The problem
Which lines hold the word "studies"? Copy each of them.

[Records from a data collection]

## start

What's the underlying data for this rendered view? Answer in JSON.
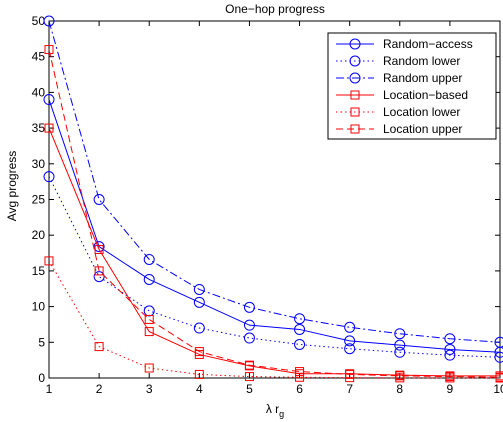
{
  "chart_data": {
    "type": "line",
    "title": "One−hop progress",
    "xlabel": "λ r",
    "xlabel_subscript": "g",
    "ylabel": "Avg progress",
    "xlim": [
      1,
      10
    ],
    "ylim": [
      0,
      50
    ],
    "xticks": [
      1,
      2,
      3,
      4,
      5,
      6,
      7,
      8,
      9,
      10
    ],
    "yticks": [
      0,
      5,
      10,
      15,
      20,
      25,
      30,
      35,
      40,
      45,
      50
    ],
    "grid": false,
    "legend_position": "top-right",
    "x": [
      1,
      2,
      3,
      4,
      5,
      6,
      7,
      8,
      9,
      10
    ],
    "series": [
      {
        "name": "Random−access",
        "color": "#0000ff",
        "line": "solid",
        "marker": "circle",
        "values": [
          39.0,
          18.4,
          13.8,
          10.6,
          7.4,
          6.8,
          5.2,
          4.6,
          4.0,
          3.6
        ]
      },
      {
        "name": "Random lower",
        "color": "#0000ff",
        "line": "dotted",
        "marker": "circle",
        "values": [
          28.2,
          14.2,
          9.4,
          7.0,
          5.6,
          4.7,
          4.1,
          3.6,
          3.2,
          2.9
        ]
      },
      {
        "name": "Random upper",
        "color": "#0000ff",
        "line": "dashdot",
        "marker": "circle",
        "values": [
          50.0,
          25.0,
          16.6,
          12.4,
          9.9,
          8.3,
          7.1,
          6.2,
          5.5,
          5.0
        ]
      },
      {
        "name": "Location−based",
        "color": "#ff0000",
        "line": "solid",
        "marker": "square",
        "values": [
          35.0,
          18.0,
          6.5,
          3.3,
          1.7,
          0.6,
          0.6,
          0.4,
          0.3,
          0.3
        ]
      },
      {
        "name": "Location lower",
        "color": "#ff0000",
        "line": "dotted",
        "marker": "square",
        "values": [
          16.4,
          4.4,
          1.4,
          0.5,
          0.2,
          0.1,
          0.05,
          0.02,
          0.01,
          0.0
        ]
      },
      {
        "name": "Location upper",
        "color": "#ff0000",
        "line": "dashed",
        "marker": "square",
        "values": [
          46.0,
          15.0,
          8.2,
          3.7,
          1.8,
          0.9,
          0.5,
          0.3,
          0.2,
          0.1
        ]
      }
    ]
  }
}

## end
## start

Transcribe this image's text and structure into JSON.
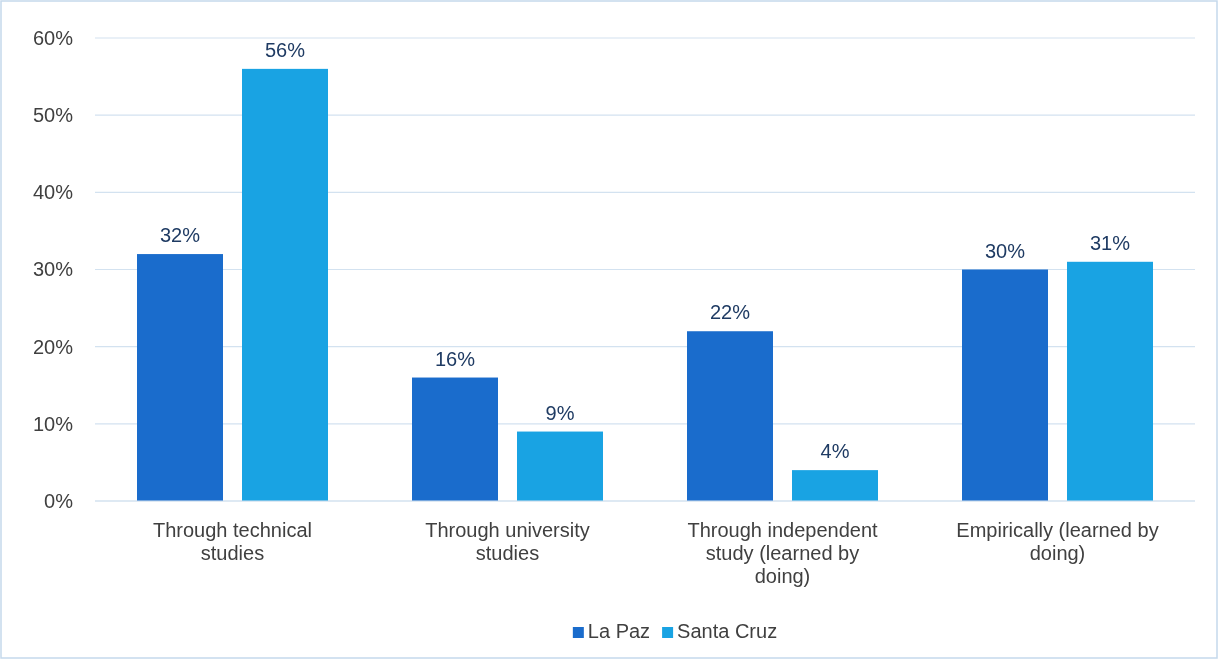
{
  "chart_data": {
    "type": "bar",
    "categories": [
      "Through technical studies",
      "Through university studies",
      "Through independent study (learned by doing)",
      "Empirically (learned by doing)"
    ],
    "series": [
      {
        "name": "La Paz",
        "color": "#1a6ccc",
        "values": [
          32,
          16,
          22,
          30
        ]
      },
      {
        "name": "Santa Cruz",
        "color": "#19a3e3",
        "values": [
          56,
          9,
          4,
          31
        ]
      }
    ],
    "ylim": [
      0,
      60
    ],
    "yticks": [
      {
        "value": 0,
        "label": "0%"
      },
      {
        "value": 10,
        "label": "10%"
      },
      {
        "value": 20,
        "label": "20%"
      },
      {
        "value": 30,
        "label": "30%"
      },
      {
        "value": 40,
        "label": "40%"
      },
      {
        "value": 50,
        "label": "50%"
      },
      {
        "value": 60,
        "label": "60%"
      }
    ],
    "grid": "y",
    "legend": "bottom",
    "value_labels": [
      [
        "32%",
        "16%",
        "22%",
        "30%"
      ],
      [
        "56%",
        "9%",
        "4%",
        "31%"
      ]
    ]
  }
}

## end

Exercise solution
      "Through technical studies",
      "Through university studies",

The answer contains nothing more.